[Records]
--------

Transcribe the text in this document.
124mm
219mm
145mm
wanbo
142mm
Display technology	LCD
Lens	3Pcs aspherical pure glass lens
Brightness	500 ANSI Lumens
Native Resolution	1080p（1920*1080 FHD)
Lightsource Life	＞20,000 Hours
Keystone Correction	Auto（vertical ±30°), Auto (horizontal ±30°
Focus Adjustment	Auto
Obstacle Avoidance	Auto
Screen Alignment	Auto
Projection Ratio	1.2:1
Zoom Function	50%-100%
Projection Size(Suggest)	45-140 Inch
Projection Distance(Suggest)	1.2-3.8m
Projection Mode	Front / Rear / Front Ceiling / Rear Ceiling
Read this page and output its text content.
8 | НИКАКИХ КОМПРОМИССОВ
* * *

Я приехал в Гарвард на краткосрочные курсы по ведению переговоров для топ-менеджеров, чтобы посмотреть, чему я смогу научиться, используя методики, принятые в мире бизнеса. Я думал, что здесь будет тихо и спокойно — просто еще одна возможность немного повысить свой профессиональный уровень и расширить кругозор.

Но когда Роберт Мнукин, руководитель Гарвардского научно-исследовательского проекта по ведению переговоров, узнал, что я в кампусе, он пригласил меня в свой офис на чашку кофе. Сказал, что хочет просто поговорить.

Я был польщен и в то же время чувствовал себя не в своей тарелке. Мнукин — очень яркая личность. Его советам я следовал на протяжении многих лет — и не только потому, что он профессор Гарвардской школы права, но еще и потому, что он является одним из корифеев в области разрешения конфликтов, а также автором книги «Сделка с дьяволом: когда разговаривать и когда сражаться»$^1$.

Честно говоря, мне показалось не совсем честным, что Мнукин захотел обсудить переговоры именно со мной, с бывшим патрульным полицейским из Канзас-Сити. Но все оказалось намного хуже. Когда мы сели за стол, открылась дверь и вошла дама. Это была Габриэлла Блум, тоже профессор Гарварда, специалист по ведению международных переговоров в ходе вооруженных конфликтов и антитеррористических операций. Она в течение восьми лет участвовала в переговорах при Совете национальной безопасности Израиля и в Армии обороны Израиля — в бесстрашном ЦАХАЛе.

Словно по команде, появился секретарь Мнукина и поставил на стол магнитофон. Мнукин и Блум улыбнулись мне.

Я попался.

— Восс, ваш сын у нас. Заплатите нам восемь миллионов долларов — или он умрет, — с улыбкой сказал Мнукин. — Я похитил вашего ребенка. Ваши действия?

--------

--- Task to carry out ---
Output every record above exactly as it appears.

--- Exercise solution ---
Transcribe the text in this document.
124mm
219mm
145mm
wanbo
142mm
Display technology	LCD
Lens	3Pcs aspherical pure glass lens
Brightness	500 ANSI Lumens
Native Resolution	1080p（1920*1080 FHD)
Lightsource Life	＞20,000 Hours
Keystone Correction	Auto（vertical ±30°), Auto (horizontal ±30°
Focus Adjustment	Auto
Obstacle Avoidance	Auto
Screen Alignment	Auto
Projection Ratio	1.2:1
Zoom Function	50%-100%
Projection Size(Suggest)	45-140 Inch
Projection Distance(Suggest)	1.2-3.8m
Projection Mode	Front / Rear / Front Ceiling / Rear Ceiling
Read this page and output its text content.
8 | НИКАКИХ КОМПРОМИССОВ
* * *

Я приехал в Гарвард на краткосрочные курсы по ведению переговоров для топ-менеджеров, чтобы посмотреть, чему я смогу научиться, используя методики, принятые в мире бизнеса. Я думал, что здесь будет тихо и спокойно — просто еще одна возможность немного повысить свой профессиональный уровень и расширить кругозор.

Но когда Роберт Мнукин, руководитель Гарвардского научно-исследовательского проекта по ведению переговоров, узнал, что я в кампусе, он пригласил меня в свой офис на чашку кофе. Сказал, что хочет просто поговорить.

Я был польщен и в то же время чувствовал себя не в своей тарелке. Мнукин — очень яркая личность. Его советам я следовал на протяжении многих лет — и не только потому, что он профессор Гарвардской школы права, но еще и потому, что он является одним из корифеев в области разрешения конфликтов, а также автором книги «Сделка с дьяволом: когда разговаривать и когда сражаться»$^1$.

Честно говоря, мне показалось не совсем честным, что Мнукин захотел обсудить переговоры именно со мной, с бывшим патрульным полицейским из Канзас-Сити. Но все оказалось намного хуже. Когда мы сели за стол, открылась дверь и вошла дама. Это была Габриэлла Блум, тоже профессор Гарварда, специалист по ведению международных переговоров в ходе вооруженных конфликтов и антитеррористических операций. Она в течение восьми лет участвовала в переговорах при Совете национальной безопасности Израиля и в Армии обороны Израиля — в бесстрашном ЦАХАЛе.

Словно по команде, появился секретарь Мнукина и поставил на стол магнитофон. Мнукин и Блум улыбнулись мне.

Я попался.

— Восс, ваш сын у нас. Заплатите нам восемь миллионов долларов — или он умрет, — с улыбкой сказал Мнукин. — Я похитил вашего ребенка. Ваши действия?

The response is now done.